INPUT FOR THIS TASK:
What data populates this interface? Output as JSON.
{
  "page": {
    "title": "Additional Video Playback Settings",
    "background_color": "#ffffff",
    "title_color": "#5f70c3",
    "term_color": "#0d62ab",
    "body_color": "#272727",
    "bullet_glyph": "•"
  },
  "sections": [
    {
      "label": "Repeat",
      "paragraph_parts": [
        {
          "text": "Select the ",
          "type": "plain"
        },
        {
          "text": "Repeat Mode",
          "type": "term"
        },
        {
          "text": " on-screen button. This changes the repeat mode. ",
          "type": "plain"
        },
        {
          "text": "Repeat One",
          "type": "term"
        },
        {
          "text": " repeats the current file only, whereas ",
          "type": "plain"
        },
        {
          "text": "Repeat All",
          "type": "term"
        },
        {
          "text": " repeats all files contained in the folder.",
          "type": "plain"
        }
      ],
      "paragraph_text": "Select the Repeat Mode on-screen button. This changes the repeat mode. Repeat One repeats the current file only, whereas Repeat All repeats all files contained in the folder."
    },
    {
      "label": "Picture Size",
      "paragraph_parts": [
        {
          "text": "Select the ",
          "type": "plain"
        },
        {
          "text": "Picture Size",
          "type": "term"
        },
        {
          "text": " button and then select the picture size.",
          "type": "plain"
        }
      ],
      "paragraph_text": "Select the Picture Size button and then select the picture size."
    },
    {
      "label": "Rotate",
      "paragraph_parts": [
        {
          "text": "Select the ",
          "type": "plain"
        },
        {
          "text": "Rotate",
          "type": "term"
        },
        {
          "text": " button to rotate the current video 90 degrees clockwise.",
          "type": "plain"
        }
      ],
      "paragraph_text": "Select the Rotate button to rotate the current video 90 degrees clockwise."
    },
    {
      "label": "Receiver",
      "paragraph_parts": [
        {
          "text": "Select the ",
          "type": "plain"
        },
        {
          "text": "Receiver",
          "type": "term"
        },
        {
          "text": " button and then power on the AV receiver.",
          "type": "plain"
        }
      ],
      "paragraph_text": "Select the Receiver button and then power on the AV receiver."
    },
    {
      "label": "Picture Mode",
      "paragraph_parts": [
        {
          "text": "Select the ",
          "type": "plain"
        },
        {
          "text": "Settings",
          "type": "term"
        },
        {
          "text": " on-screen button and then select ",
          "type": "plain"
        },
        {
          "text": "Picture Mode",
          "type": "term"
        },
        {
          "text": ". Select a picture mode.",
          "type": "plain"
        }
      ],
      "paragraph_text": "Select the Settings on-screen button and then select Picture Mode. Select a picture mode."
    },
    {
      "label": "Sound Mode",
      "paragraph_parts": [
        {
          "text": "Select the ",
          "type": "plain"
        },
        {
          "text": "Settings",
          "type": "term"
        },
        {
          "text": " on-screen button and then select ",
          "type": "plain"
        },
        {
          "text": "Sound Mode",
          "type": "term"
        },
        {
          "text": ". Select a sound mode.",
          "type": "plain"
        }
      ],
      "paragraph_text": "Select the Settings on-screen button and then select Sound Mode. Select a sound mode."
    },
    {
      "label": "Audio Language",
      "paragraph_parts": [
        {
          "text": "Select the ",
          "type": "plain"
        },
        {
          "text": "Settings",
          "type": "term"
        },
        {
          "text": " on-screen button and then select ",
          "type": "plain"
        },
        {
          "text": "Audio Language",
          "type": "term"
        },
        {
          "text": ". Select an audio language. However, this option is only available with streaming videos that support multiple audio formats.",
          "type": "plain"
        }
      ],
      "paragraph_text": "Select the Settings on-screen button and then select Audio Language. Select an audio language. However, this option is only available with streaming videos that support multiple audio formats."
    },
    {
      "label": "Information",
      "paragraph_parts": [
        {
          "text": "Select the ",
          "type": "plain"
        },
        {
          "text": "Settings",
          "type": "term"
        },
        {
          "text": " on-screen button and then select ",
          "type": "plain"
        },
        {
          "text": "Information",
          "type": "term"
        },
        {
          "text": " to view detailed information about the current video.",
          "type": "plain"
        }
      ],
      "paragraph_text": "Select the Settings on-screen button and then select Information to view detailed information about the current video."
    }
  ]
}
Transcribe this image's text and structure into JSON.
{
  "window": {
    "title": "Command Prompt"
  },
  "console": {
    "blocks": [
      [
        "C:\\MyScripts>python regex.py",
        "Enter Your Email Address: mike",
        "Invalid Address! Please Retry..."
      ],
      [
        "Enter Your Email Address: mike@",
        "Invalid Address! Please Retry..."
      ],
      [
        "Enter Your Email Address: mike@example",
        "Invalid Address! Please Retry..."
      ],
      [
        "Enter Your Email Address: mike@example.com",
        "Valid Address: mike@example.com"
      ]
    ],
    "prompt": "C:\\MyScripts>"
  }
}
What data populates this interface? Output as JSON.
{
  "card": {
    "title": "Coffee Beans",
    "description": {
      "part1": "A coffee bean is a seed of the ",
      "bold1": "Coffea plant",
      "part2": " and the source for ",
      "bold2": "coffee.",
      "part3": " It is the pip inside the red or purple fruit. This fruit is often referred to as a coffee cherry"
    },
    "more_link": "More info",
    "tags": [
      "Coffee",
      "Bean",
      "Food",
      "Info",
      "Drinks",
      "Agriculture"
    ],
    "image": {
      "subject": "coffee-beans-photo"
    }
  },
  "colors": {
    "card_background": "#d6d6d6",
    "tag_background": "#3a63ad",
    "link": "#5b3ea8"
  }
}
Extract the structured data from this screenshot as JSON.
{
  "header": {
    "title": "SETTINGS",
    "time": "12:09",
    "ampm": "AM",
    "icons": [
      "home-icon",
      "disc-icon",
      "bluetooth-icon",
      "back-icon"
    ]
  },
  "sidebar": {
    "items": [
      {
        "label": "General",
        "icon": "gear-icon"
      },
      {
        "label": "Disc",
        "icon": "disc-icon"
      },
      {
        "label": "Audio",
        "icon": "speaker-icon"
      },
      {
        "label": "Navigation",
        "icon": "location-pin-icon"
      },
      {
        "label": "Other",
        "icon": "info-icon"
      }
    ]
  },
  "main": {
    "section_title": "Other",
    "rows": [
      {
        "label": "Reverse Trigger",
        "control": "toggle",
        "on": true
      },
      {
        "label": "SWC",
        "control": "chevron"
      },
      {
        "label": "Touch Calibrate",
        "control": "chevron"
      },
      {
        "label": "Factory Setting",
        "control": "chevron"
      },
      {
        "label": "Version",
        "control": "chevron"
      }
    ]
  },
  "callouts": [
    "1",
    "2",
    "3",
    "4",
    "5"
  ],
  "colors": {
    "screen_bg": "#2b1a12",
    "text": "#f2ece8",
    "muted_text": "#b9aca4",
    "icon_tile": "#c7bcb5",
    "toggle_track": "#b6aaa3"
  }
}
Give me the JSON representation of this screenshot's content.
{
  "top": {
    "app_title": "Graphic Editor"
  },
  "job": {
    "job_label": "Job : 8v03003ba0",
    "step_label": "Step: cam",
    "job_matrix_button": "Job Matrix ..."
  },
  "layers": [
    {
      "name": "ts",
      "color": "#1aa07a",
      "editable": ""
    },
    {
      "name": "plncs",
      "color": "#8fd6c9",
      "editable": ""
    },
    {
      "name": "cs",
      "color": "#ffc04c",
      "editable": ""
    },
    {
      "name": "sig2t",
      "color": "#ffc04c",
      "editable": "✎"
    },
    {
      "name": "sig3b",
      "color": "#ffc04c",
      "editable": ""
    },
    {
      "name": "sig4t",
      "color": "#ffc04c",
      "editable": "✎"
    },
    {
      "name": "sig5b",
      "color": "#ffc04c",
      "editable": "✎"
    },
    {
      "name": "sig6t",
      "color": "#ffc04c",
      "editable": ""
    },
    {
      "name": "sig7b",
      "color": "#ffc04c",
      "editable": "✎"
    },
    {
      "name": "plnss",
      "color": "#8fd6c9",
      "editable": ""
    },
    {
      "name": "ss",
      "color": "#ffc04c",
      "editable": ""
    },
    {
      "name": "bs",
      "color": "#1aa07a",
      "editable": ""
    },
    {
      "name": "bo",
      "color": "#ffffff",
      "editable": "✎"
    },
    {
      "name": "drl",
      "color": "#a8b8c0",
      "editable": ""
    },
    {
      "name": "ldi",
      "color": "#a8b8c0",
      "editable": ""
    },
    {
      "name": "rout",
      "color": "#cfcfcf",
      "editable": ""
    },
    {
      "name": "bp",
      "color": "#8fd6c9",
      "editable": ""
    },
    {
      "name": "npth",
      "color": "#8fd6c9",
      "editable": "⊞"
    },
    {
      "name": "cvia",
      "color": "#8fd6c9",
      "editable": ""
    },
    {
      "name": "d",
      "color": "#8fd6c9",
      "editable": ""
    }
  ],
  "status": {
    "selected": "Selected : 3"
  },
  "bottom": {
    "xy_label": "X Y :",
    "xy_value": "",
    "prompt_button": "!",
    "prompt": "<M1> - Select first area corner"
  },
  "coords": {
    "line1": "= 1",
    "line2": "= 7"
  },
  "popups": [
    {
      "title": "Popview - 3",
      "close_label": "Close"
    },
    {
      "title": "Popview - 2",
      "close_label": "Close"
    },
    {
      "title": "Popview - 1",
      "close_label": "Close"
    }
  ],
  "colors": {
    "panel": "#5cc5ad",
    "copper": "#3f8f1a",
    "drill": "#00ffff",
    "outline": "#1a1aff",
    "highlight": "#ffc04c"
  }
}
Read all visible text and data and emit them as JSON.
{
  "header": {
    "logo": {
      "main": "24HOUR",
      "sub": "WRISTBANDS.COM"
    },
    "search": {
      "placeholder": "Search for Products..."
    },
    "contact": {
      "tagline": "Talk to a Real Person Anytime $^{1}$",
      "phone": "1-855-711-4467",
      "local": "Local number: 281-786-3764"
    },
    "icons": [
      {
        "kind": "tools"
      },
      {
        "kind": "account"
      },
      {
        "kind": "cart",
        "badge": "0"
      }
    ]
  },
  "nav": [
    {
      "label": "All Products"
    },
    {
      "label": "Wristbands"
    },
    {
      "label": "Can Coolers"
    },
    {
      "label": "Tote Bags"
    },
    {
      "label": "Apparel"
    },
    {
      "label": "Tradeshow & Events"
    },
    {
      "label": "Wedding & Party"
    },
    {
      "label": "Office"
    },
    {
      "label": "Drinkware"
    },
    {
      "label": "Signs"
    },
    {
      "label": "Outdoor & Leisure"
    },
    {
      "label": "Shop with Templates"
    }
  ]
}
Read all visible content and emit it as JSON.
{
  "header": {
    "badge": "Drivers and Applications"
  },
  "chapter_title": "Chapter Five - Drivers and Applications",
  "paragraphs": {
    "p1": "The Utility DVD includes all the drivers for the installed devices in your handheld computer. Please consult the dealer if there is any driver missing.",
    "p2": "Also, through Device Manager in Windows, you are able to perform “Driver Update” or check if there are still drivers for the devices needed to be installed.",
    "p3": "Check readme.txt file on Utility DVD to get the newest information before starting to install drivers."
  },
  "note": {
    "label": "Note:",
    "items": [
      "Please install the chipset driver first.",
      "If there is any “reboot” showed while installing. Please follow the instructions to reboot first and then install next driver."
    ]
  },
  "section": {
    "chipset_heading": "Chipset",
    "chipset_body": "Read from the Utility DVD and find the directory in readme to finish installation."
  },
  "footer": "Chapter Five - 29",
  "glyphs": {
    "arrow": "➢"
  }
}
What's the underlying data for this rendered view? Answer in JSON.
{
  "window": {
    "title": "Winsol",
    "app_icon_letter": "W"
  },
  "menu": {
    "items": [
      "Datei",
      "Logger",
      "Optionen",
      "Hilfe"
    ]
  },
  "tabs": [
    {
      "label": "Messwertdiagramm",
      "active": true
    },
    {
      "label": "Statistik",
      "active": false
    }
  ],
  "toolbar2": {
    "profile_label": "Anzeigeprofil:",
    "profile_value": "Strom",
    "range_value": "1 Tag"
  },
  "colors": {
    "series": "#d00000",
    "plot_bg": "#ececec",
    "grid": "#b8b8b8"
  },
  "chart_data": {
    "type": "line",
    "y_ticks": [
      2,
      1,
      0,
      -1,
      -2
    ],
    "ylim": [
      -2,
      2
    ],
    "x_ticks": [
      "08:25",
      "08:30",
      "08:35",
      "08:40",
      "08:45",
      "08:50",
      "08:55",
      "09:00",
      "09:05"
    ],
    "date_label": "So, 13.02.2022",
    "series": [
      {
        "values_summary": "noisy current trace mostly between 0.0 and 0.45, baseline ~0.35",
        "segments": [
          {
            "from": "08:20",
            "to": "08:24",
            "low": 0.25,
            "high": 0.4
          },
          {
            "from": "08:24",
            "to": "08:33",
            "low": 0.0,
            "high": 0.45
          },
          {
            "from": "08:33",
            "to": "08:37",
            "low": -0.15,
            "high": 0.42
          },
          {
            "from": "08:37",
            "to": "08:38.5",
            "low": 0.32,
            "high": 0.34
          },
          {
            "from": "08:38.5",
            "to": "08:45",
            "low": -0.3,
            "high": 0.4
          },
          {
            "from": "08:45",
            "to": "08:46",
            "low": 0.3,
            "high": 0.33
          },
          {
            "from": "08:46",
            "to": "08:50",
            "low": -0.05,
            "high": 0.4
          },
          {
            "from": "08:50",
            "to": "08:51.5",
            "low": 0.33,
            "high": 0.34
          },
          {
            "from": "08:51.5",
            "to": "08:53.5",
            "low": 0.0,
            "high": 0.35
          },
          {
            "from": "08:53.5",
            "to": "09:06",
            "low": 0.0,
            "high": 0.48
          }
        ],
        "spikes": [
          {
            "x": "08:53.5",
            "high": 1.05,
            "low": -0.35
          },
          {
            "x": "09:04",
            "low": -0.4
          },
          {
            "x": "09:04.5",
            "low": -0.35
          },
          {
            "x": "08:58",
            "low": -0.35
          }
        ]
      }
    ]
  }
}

SET TASK: Look through the entries above. Extract each line with the word "Five".

EXERCISE OUTPUT:
  "chapter_title": "Chapter Five - Drivers and Applications",
  "footer": "Chapter Five - 29",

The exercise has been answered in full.